### Provided material:
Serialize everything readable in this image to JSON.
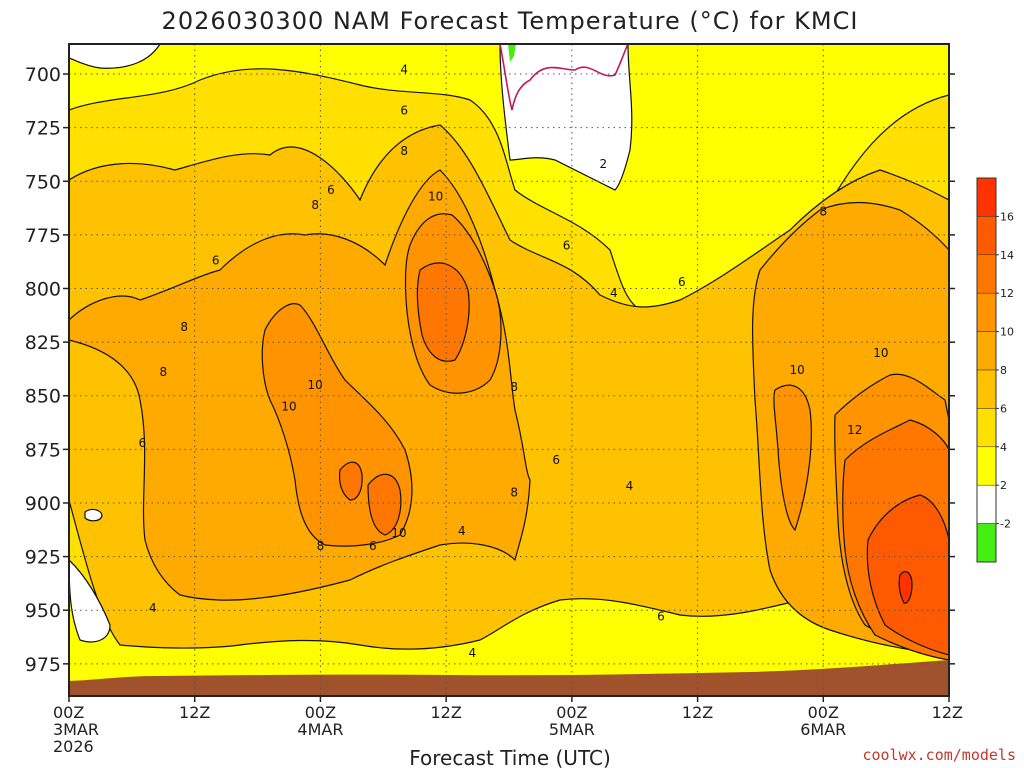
{
  "chart_data": {
    "type": "contour",
    "title": "2026030300 NAM Forecast Temperature (°C) for KMCI",
    "xlabel": "Forecast Time (UTC)",
    "credit": "coolwx.com/models",
    "y_ticks": [
      "700",
      "725",
      "750",
      "775",
      "800",
      "825",
      "850",
      "875",
      "900",
      "925",
      "950",
      "975"
    ],
    "y_values": [
      700,
      725,
      750,
      775,
      800,
      825,
      850,
      875,
      900,
      925,
      950,
      975
    ],
    "ylim": [
      686,
      990
    ],
    "xlim": [
      0,
      84
    ],
    "x_ticks": [
      {
        "hour": 0,
        "lines": [
          "00Z",
          "3MAR",
          "2026"
        ]
      },
      {
        "hour": 12,
        "lines": [
          "12Z"
        ]
      },
      {
        "hour": 24,
        "lines": [
          "00Z",
          "4MAR"
        ]
      },
      {
        "hour": 36,
        "lines": [
          "12Z"
        ]
      },
      {
        "hour": 48,
        "lines": [
          "00Z",
          "5MAR"
        ]
      },
      {
        "hour": 60,
        "lines": [
          "12Z"
        ]
      },
      {
        "hour": 72,
        "lines": [
          "00Z",
          "6MAR"
        ]
      },
      {
        "hour": 84,
        "lines": [
          "12Z"
        ]
      }
    ],
    "colorbar": {
      "labels": [
        "16",
        "14",
        "12",
        "10",
        "8",
        "6",
        "4",
        "2",
        "-2"
      ],
      "bins": [
        {
          "from": 16,
          "to": 18,
          "color": "#ff3300"
        },
        {
          "from": 14,
          "to": 16,
          "color": "#ff5a00"
        },
        {
          "from": 12,
          "to": 14,
          "color": "#ff7700"
        },
        {
          "from": 10,
          "to": 12,
          "color": "#ff9300"
        },
        {
          "from": 8,
          "to": 10,
          "color": "#ffaa00"
        },
        {
          "from": 6,
          "to": 8,
          "color": "#ffc200"
        },
        {
          "from": 4,
          "to": 6,
          "color": "#ffe000"
        },
        {
          "from": 2,
          "to": 4,
          "color": "#ffff00"
        },
        {
          "from": -2,
          "to": 2,
          "color": "#ffffff"
        },
        {
          "from": -4,
          "to": -2,
          "color": "#44ee11"
        }
      ]
    },
    "ground_color": "#a0522d",
    "zero_line_color": "#c2185b",
    "contour_labels": [
      {
        "text": "4",
        "hour": 32,
        "p": 698
      },
      {
        "text": "6",
        "hour": 32,
        "p": 717
      },
      {
        "text": "8",
        "hour": 32,
        "p": 736
      },
      {
        "text": "10",
        "hour": 35,
        "p": 757
      },
      {
        "text": "6",
        "hour": 25,
        "p": 754
      },
      {
        "text": "8",
        "hour": 23.5,
        "p": 761
      },
      {
        "text": "6",
        "hour": 14,
        "p": 787
      },
      {
        "text": "2",
        "hour": 51,
        "p": 742
      },
      {
        "text": "6",
        "hour": 47.5,
        "p": 780
      },
      {
        "text": "4",
        "hour": 52,
        "p": 802
      },
      {
        "text": "6",
        "hour": 58.5,
        "p": 797
      },
      {
        "text": "8",
        "hour": 11,
        "p": 818
      },
      {
        "text": "8",
        "hour": 9,
        "p": 839
      },
      {
        "text": "10",
        "hour": 23.5,
        "p": 845
      },
      {
        "text": "10",
        "hour": 21,
        "p": 855
      },
      {
        "text": "6",
        "hour": 7,
        "p": 872
      },
      {
        "text": "8",
        "hour": 42.5,
        "p": 846
      },
      {
        "text": "8",
        "hour": 42.5,
        "p": 895
      },
      {
        "text": "6",
        "hour": 46.5,
        "p": 880
      },
      {
        "text": "4",
        "hour": 53.5,
        "p": 892
      },
      {
        "text": "10",
        "hour": 31.5,
        "p": 914
      },
      {
        "text": "6",
        "hour": 29,
        "p": 920
      },
      {
        "text": "8",
        "hour": 24,
        "p": 920
      },
      {
        "text": "4",
        "hour": 37.5,
        "p": 913
      },
      {
        "text": "4",
        "hour": 8,
        "p": 949
      },
      {
        "text": "6",
        "hour": 56.5,
        "p": 953
      },
      {
        "text": "4",
        "hour": 38.5,
        "p": 970
      },
      {
        "text": "8",
        "hour": 72,
        "p": 764
      },
      {
        "text": "10",
        "hour": 77.5,
        "p": 830
      },
      {
        "text": "10",
        "hour": 69.5,
        "p": 838
      },
      {
        "text": "12",
        "hour": 75,
        "p": 866
      }
    ]
  }
}
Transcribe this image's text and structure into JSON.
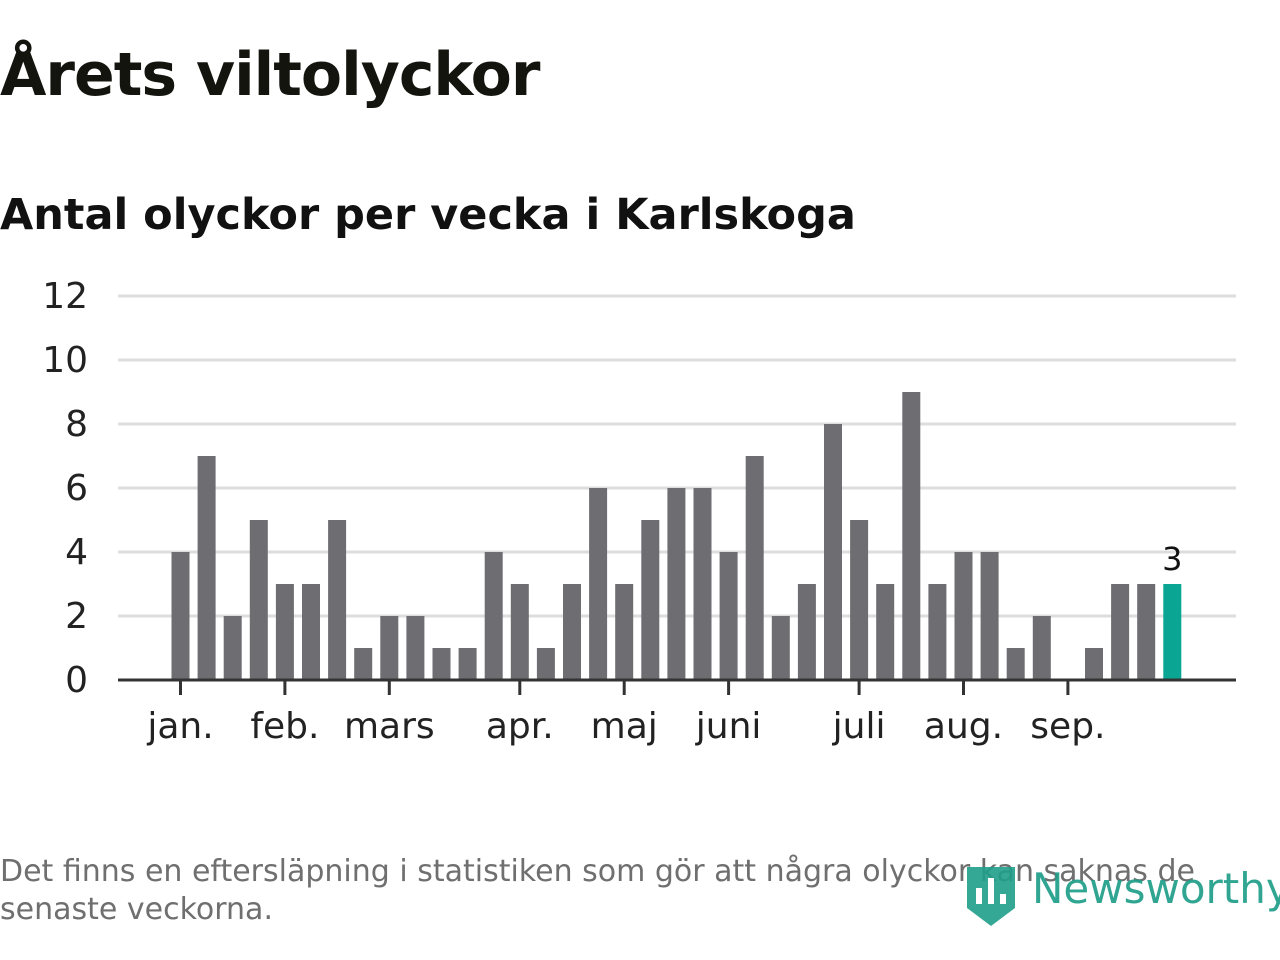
{
  "header": {
    "title": "Årets viltolyckor",
    "subtitle": "Antal olyckor per vecka i Karlskoga"
  },
  "footer": {
    "note": "Det finns en eftersläpning i statistiken som gör att några olyckor kan saknas de senaste veckorna.",
    "brand": "Newsworthy",
    "brand_icon": "bar-chart-shield-icon"
  },
  "colors": {
    "bar": "#6e6d72",
    "highlight": "#0aa593",
    "grid": "#dddddd",
    "axis": "#333333",
    "brand": "#1f9e89"
  },
  "chart_data": {
    "type": "bar",
    "title": "",
    "xlabel": "",
    "ylabel": "",
    "ylim": [
      0,
      12
    ],
    "yticks": [
      0,
      2,
      4,
      6,
      8,
      10,
      12
    ],
    "grid": true,
    "values": [
      4,
      7,
      2,
      5,
      3,
      3,
      5,
      1,
      2,
      2,
      1,
      1,
      4,
      3,
      1,
      3,
      6,
      3,
      5,
      6,
      6,
      4,
      7,
      2,
      3,
      8,
      5,
      3,
      9,
      3,
      4,
      4,
      1,
      2,
      0,
      1,
      3,
      3,
      3
    ],
    "month_labels": [
      {
        "label": "jan.",
        "week_index": 0
      },
      {
        "label": "feb.",
        "week_index": 4
      },
      {
        "label": "mars",
        "week_index": 8
      },
      {
        "label": "apr.",
        "week_index": 13
      },
      {
        "label": "maj",
        "week_index": 17
      },
      {
        "label": "juni",
        "week_index": 21
      },
      {
        "label": "juli",
        "week_index": 26
      },
      {
        "label": "aug.",
        "week_index": 30
      },
      {
        "label": "sep.",
        "week_index": 34
      }
    ],
    "highlight_index": 38,
    "data_labels": [
      {
        "index": 38,
        "text": "3"
      }
    ]
  }
}
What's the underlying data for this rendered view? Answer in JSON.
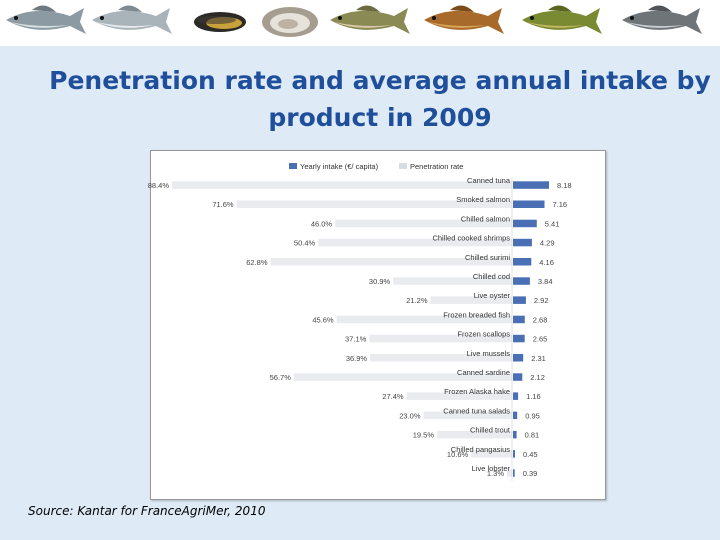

### Directive:
Ignore the images and quote every line of the listing exactly.

### Result:
Serialize everything readable in this image to JSON.
{
  "chart_data": {
    "type": "contour",
    "title": "2026030300 NAM Forecast Temperature (°C) for KMCI",
    "xlabel": "Forecast Time (UTC)",
    "credit": "coolwx.com/models",
    "y_ticks": [
      "700",
      "725",
      "750",
      "775",
      "800",
      "825",
      "850",
      "875",
      "900",
      "925",
      "950",
      "975"
    ],
    "y_values": [
      700,
      725,
      750,
      775,
      800,
      825,
      850,
      875,
      900,
      925,
      950,
      975
    ],
    "ylim": [
      686,
      990
    ],
    "xlim": [
      0,
      84
    ],
    "x_ticks": [
      {
        "hour": 0,
        "lines": [
          "00Z",
          "3MAR",
          "2026"
        ]
      },
      {
        "hour": 12,
        "lines": [
          "12Z"
        ]
      },
      {
        "hour": 24,
        "lines": [
          "00Z",
          "4MAR"
        ]
      },
      {
        "hour": 36,
        "lines": [
          "12Z"
        ]
      },
      {
        "hour": 48,
        "lines": [
          "00Z",
          "5MAR"
        ]
      },
      {
        "hour": 60,
        "lines": [
          "12Z"
        ]
      },
      {
        "hour": 72,
        "lines": [
          "00Z",
          "6MAR"
        ]
      },
      {
        "hour": 84,
        "lines": [
          "12Z"
        ]
      }
    ],
    "colorbar": {
      "labels": [
        "16",
        "14",
        "12",
        "10",
        "8",
        "6",
        "4",
        "2",
        "-2"
      ],
      "bins": [
        {
          "from": 16,
          "to": 18,
          "color": "#ff3300"
        },
        {
          "from": 14,
          "to": 16,
          "color": "#ff5a00"
        },
        {
          "from": 12,
          "to": 14,
          "color": "#ff7700"
        },
        {
          "from": 10,
          "to": 12,
          "color": "#ff9300"
        },
        {
          "from": 8,
          "to": 10,
          "color": "#ffaa00"
        },
        {
          "from": 6,
          "to": 8,
          "color": "#ffc200"
        },
        {
          "from": 4,
          "to": 6,
          "color": "#ffe000"
        },
        {
          "from": 2,
          "to": 4,
          "color": "#ffff00"
        },
        {
          "from": -2,
          "to": 2,
          "color": "#ffffff"
        },
        {
          "from": -4,
          "to": -2,
          "color": "#44ee11"
        }
      ]
    },
    "ground_color": "#a0522d",
    "zero_line_color": "#c2185b",
    "contour_labels": [
      {
        "text": "4",
        "hour": 32,
        "p": 698
      },
      {
        "text": "6",
        "hour": 32,
        "p": 717
      },
      {
        "text": "8",
        "hour": 32,
        "p": 736
      },
      {
        "text": "10",
        "hour": 35,
        "p": 757
      },
      {
        "text": "6",
        "hour": 25,
        "p": 754
      },
      {
        "text": "8",
        "hour": 23.5,
        "p": 761
      },
      {
        "text": "6",
        "hour": 14,
        "p": 787
      },
      {
        "text": "2",
        "hour": 51,
        "p": 742
      },
      {
        "text": "6",
        "hour": 47.5,
        "p": 780
      },
      {
        "text": "4",
        "hour": 52,
        "p": 802
      },
      {
        "text": "6",
        "hour": 58.5,
        "p": 797
      },
      {
        "text": "8",
        "hour": 11,
        "p": 818
      },
      {
        "text": "8",
        "hour": 9,
        "p": 839
      },
      {
        "text": "10",
        "hour": 23.5,
        "p": 845
      },
      {
        "text": "10",
        "hour": 21,
        "p": 855
      },
      {
        "text": "6",
        "hour": 7,
        "p": 872
      },
      {
        "text": "8",
        "hour": 42.5,
        "p": 846
      },
      {
        "text": "8",
        "hour": 42.5,
        "p": 895
      },
      {
        "text": "6",
        "hour": 46.5,
        "p": 880
      },
      {
        "text": "4",
        "hour": 53.5,
        "p": 892
      },
      {
        "text": "10",
        "hour": 31.5,
        "p": 914
      },
      {
        "text": "6",
        "hour": 29,
        "p": 920
      },
      {
        "text": "8",
        "hour": 24,
        "p": 920
      },
      {
        "text": "4",
        "hour": 37.5,
        "p": 913
      },
      {
        "text": "4",
        "hour": 8,
        "p": 949
      },
      {
        "text": "6",
        "hour": 56.5,
        "p": 953
      },
      {
        "text": "4",
        "hour": 38.5,
        "p": 970
      },
      {
        "text": "8",
        "hour": 72,
        "p": 764
      },
      {
        "text": "10",
        "hour": 77.5,
        "p": 830
      },
      {
        "text": "10",
        "hour": 69.5,
        "p": 838
      },
      {
        "text": "12",
        "hour": 75,
        "p": 866
      }
    ]
  }
}
Transcribe this image's text and structure into JSON.
{
  "header": {
    "title": "Årets viltolyckor",
    "subtitle": "Antal olyckor per vecka i Karlskoga"
  },
  "footer": {
    "note": "Det finns en eftersläpning i statistiken som gör att några olyckor kan saknas de senaste veckorna.",
    "brand": "Newsworthy",
    "brand_icon": "bar-chart-shield-icon"
  },
  "colors": {
    "bar": "#6e6d72",
    "highlight": "#0aa593",
    "grid": "#dddddd",
    "axis": "#333333",
    "brand": "#1f9e89"
  },
  "chart_data": {
    "type": "bar",
    "title": "",
    "xlabel": "",
    "ylabel": "",
    "ylim": [
      0,
      12
    ],
    "yticks": [
      0,
      2,
      4,
      6,
      8,
      10,
      12
    ],
    "grid": true,
    "values": [
      4,
      7,
      2,
      5,
      3,
      3,
      5,
      1,
      2,
      2,
      1,
      1,
      4,
      3,
      1,
      3,
      6,
      3,
      5,
      6,
      6,
      4,
      7,
      2,
      3,
      8,
      5,
      3,
      9,
      3,
      4,
      4,
      1,
      2,
      0,
      1,
      3,
      3,
      3
    ],
    "month_labels": [
      {
        "label": "jan.",
        "week_index": 0
      },
      {
        "label": "feb.",
        "week_index": 4
      },
      {
        "label": "mars",
        "week_index": 8
      },
      {
        "label": "apr.",
        "week_index": 13
      },
      {
        "label": "maj",
        "week_index": 17
      },
      {
        "label": "juni",
        "week_index": 21
      },
      {
        "label": "juli",
        "week_index": 26
      },
      {
        "label": "aug.",
        "week_index": 30
      },
      {
        "label": "sep.",
        "week_index": 34
      }
    ],
    "highlight_index": 38,
    "data_labels": [
      {
        "index": 38,
        "text": "3"
      }
    ]
  }
}
What's the underlying data for this rendered view? Answer in JSON.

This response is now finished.